▸ **Task material**:
☆ ☆ ☆

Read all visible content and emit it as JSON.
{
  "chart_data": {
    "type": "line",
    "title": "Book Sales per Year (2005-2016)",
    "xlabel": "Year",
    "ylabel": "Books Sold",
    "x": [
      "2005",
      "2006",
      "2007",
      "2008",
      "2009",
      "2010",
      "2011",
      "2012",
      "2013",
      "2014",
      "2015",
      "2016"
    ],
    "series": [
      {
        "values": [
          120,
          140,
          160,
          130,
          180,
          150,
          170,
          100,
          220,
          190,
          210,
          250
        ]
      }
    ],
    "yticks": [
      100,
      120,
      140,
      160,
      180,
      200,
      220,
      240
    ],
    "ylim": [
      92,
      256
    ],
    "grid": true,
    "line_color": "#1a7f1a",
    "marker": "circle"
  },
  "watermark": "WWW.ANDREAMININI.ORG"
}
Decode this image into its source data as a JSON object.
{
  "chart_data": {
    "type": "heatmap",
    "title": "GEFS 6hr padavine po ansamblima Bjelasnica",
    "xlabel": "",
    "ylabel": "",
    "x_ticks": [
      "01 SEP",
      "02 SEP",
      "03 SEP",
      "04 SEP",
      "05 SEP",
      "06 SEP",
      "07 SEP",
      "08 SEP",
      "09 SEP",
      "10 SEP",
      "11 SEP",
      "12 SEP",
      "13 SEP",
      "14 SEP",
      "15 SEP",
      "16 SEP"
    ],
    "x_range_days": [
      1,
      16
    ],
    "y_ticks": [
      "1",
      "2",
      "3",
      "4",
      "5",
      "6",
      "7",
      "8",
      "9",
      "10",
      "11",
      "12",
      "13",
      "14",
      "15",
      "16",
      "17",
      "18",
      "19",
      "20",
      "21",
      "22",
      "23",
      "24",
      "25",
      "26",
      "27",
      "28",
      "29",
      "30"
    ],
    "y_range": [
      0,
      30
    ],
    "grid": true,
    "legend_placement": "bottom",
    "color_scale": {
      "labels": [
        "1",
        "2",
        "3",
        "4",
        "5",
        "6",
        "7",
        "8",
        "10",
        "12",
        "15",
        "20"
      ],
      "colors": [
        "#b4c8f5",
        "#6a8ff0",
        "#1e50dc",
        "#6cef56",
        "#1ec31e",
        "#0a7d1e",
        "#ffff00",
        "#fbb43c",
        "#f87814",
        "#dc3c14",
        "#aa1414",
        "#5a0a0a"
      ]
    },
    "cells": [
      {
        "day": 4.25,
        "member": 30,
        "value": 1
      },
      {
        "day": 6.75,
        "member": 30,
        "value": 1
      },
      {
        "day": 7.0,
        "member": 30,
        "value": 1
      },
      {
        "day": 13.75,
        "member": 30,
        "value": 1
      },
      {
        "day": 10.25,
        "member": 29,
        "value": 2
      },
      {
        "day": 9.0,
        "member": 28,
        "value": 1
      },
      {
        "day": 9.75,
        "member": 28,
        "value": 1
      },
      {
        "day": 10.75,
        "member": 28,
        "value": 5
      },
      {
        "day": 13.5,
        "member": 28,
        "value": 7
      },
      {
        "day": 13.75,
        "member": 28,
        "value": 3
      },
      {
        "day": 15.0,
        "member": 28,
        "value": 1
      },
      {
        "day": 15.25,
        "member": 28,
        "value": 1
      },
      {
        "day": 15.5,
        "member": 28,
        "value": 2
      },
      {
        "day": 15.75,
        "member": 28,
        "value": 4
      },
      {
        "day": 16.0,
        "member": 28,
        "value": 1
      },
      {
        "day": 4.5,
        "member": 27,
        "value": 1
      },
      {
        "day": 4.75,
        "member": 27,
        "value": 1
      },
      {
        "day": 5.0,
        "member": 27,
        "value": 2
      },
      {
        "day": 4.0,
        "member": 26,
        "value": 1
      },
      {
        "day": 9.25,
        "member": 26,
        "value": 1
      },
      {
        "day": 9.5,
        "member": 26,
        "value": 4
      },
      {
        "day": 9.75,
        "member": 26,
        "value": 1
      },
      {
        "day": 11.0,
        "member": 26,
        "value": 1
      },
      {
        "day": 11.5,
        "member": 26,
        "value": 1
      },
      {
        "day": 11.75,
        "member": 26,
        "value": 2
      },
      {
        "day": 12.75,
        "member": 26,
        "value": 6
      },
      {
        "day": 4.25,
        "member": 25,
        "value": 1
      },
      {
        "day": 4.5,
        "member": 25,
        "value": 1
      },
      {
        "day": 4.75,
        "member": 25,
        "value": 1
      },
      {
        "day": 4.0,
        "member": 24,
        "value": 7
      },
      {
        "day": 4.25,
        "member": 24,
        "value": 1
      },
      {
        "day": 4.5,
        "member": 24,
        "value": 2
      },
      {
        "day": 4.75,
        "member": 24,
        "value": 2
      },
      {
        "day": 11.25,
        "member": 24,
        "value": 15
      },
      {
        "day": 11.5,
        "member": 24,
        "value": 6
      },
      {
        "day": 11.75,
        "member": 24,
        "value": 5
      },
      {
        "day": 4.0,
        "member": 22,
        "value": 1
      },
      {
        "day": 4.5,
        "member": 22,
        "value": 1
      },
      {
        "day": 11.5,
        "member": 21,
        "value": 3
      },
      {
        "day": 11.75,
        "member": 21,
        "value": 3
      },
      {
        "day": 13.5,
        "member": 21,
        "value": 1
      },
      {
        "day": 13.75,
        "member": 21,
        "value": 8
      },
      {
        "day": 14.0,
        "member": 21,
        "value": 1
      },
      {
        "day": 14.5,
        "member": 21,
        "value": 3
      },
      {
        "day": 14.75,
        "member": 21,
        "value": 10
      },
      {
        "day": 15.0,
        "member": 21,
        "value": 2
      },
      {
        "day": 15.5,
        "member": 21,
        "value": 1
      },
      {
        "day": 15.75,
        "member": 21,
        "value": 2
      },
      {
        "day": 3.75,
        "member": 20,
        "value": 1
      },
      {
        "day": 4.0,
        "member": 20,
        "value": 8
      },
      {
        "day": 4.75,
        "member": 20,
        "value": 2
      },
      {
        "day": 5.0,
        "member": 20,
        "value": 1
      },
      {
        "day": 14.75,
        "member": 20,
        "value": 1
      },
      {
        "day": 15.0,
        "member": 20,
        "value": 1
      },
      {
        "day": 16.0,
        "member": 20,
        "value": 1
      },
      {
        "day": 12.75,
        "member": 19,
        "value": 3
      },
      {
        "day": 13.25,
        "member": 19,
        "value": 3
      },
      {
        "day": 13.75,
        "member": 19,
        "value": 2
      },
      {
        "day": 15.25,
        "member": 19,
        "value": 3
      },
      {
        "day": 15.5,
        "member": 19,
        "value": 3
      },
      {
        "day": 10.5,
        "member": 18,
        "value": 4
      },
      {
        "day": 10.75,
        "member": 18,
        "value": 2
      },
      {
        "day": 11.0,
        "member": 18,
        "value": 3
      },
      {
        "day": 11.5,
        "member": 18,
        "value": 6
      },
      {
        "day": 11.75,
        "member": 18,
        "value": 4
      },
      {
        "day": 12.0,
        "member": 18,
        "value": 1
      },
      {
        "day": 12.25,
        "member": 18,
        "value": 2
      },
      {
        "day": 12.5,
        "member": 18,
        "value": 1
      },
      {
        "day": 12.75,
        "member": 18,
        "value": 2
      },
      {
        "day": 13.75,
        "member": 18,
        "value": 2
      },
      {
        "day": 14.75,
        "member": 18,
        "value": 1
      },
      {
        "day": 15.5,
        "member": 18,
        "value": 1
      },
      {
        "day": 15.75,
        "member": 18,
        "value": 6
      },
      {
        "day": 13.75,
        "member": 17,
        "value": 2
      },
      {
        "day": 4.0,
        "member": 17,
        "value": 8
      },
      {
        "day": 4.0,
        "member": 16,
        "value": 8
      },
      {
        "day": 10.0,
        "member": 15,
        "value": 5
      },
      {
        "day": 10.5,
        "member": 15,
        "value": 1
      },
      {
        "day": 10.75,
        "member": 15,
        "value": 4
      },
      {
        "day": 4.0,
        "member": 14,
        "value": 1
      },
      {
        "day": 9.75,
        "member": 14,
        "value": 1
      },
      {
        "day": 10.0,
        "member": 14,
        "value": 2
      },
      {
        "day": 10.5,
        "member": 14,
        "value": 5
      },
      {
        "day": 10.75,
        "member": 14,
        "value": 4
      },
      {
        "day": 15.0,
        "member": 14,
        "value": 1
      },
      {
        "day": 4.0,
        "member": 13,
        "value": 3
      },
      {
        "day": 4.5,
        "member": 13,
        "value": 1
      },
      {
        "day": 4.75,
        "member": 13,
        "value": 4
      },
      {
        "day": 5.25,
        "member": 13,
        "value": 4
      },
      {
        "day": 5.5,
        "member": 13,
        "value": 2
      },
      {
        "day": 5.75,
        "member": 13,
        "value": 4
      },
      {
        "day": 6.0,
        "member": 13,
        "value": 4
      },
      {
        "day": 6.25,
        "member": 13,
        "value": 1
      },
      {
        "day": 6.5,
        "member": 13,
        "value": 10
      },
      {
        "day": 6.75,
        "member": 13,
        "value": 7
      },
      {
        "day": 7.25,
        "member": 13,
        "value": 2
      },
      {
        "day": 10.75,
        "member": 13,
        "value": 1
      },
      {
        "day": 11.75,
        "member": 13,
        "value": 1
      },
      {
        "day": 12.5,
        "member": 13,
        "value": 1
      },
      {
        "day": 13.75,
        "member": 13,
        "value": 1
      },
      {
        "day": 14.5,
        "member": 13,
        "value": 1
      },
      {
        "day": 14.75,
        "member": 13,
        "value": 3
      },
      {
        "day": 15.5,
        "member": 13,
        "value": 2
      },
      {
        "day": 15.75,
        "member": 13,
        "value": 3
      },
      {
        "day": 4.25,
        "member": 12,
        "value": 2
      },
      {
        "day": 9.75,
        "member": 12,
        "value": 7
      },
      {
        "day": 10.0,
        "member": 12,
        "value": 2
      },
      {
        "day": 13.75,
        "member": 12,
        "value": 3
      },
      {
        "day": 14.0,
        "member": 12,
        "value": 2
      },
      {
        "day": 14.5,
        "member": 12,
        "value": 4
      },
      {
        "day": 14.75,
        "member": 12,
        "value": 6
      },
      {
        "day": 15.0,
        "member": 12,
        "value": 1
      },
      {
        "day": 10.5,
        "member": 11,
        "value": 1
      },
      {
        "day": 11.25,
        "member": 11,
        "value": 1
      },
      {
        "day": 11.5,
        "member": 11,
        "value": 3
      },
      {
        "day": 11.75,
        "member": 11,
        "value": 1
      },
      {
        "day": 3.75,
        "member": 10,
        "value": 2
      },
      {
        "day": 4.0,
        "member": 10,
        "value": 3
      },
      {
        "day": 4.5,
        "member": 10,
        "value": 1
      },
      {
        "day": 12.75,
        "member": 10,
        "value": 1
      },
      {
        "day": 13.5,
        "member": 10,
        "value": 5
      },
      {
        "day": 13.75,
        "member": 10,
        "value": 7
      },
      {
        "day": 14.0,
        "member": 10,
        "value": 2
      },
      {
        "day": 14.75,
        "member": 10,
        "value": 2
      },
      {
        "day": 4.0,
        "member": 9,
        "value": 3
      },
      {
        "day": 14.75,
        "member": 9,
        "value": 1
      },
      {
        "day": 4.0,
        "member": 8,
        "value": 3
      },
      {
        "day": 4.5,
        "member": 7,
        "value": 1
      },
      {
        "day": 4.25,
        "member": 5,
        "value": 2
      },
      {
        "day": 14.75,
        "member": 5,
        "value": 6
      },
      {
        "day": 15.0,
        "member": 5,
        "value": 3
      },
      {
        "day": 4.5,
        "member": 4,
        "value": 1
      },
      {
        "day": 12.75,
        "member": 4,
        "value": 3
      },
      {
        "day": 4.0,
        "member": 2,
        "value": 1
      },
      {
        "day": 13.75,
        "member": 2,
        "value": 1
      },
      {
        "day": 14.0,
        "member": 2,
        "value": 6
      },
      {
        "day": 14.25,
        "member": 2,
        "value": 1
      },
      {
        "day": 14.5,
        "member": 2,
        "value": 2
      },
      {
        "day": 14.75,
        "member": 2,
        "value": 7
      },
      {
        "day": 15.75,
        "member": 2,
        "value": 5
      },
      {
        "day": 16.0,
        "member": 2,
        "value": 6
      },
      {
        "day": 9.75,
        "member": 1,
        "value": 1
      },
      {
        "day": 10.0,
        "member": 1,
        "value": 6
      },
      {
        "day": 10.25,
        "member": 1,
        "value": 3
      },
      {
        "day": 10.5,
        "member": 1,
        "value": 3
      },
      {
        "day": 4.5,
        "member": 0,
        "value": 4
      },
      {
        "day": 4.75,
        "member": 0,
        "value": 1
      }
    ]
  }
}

☆ ☆ ☆

From the entries, report each line that includes the word "title".

    "title": "Book Sales per Year (2005-2016)",
    "title": "GEFS 6hr padavine po ansamblima Bjelasnica",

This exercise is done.